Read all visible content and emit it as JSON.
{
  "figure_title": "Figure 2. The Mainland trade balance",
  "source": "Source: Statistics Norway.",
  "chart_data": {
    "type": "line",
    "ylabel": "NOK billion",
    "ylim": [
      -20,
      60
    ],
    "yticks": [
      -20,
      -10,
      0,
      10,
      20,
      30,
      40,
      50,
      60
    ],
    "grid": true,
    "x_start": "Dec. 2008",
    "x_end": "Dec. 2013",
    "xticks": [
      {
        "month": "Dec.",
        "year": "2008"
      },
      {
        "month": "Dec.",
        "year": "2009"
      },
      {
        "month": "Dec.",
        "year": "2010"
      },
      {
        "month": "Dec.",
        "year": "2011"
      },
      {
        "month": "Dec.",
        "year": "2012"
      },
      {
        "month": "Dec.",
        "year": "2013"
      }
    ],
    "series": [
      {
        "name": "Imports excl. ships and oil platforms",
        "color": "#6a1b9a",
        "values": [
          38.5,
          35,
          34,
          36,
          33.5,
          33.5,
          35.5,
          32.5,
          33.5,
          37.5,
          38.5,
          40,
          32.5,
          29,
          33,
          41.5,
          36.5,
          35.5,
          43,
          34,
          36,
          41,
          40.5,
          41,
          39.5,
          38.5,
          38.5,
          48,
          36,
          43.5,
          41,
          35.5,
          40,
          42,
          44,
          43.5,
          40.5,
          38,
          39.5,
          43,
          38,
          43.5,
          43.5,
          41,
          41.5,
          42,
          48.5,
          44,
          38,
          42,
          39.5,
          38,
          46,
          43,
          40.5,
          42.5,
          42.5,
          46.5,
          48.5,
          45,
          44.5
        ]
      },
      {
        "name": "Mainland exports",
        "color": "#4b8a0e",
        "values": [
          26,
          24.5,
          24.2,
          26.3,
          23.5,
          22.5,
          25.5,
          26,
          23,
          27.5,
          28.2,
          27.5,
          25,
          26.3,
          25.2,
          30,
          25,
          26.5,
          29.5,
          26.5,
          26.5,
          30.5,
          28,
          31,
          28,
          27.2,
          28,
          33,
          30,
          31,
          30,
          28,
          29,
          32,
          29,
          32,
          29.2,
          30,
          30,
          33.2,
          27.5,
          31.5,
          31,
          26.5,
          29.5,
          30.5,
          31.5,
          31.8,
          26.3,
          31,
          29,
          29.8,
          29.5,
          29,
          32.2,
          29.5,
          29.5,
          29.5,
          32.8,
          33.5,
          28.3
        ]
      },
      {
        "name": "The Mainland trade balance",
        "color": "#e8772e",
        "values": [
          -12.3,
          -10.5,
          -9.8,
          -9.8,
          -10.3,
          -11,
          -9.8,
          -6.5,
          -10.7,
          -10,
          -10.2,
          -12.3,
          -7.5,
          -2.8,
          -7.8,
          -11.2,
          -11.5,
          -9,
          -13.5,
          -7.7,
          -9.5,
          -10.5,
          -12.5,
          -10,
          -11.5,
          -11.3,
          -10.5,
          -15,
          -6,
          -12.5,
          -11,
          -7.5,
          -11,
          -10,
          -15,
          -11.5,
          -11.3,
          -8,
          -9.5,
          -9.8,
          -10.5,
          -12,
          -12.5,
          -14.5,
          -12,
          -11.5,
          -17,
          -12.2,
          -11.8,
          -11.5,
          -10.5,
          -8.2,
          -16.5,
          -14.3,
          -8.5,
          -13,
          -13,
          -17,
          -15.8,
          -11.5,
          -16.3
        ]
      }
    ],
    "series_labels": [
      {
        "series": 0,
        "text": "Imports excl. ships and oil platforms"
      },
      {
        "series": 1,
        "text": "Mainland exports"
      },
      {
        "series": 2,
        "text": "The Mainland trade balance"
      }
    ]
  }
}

- **To do**
Without leaving anything out, quote all the data.

- **In response**
Read all visible content and emit it as JSON.
{
  "figure_title": "Figure 2. The Mainland trade balance",
  "source": "Source: Statistics Norway.",
  "chart_data": {
    "type": "line",
    "ylabel": "NOK billion",
    "ylim": [
      -20,
      60
    ],
    "yticks": [
      -20,
      -10,
      0,
      10,
      20,
      30,
      40,
      50,
      60
    ],
    "grid": true,
    "x_start": "Dec. 2008",
    "x_end": "Dec. 2013",
    "xticks": [
      {
        "month": "Dec.",
        "year": "2008"
      },
      {
        "month": "Dec.",
        "year": "2009"
      },
      {
        "month": "Dec.",
        "year": "2010"
      },
      {
        "month": "Dec.",
        "year": "2011"
      },
      {
        "month": "Dec.",
        "year": "2012"
      },
      {
        "month": "Dec.",
        "year": "2013"
      }
    ],
    "series": [
      {
        "name": "Imports excl. ships and oil platforms",
        "color": "#6a1b9a",
        "values": [
          38.5,
          35,
          34,
          36,
          33.5,
          33.5,
          35.5,
          32.5,
          33.5,
          37.5,
          38.5,
          40,
          32.5,
          29,
          33,
          41.5,
          36.5,
          35.5,
          43,
          34,
          36,
          41,
          40.5,
          41,
          39.5,
          38.5,
          38.5,
          48,
          36,
          43.5,
          41,
          35.5,
          40,
          42,
          44,
          43.5,
          40.5,
          38,
          39.5,
          43,
          38,
          43.5,
          43.5,
          41,
          41.5,
          42,
          48.5,
          44,
          38,
          42,
          39.5,
          38,
          46,
          43,
          40.5,
          42.5,
          42.5,
          46.5,
          48.5,
          45,
          44.5
        ]
      },
      {
        "name": "Mainland exports",
        "color": "#4b8a0e",
        "values": [
          26,
          24.5,
          24.2,
          26.3,
          23.5,
          22.5,
          25.5,
          26,
          23,
          27.5,
          28.2,
          27.5,
          25,
          26.3,
          25.2,
          30,
          25,
          26.5,
          29.5,
          26.5,
          26.5,
          30.5,
          28,
          31,
          28,
          27.2,
          28,
          33,
          30,
          31,
          30,
          28,
          29,
          32,
          29,
          32,
          29.2,
          30,
          30,
          33.2,
          27.5,
          31.5,
          31,
          26.5,
          29.5,
          30.5,
          31.5,
          31.8,
          26.3,
          31,
          29,
          29.8,
          29.5,
          29,
          32.2,
          29.5,
          29.5,
          29.5,
          32.8,
          33.5,
          28.3
        ]
      },
      {
        "name": "The Mainland trade balance",
        "color": "#e8772e",
        "values": [
          -12.3,
          -10.5,
          -9.8,
          -9.8,
          -10.3,
          -11,
          -9.8,
          -6.5,
          -10.7,
          -10,
          -10.2,
          -12.3,
          -7.5,
          -2.8,
          -7.8,
          -11.2,
          -11.5,
          -9,
          -13.5,
          -7.7,
          -9.5,
          -10.5,
          -12.5,
          -10,
          -11.5,
          -11.3,
          -10.5,
          -15,
          -6,
          -12.5,
          -11,
          -7.5,
          -11,
          -10,
          -15,
          -11.5,
          -11.3,
          -8,
          -9.5,
          -9.8,
          -10.5,
          -12,
          -12.5,
          -14.5,
          -12,
          -11.5,
          -17,
          -12.2,
          -11.8,
          -11.5,
          -10.5,
          -8.2,
          -16.5,
          -14.3,
          -8.5,
          -13,
          -13,
          -17,
          -15.8,
          -11.5,
          -16.3
        ]
      }
    ],
    "series_labels": [
      {
        "series": 0,
        "text": "Imports excl. ships and oil platforms"
      },
      {
        "series": 1,
        "text": "Mainland exports"
      },
      {
        "series": 2,
        "text": "The Mainland trade balance"
      }
    ]
  }
}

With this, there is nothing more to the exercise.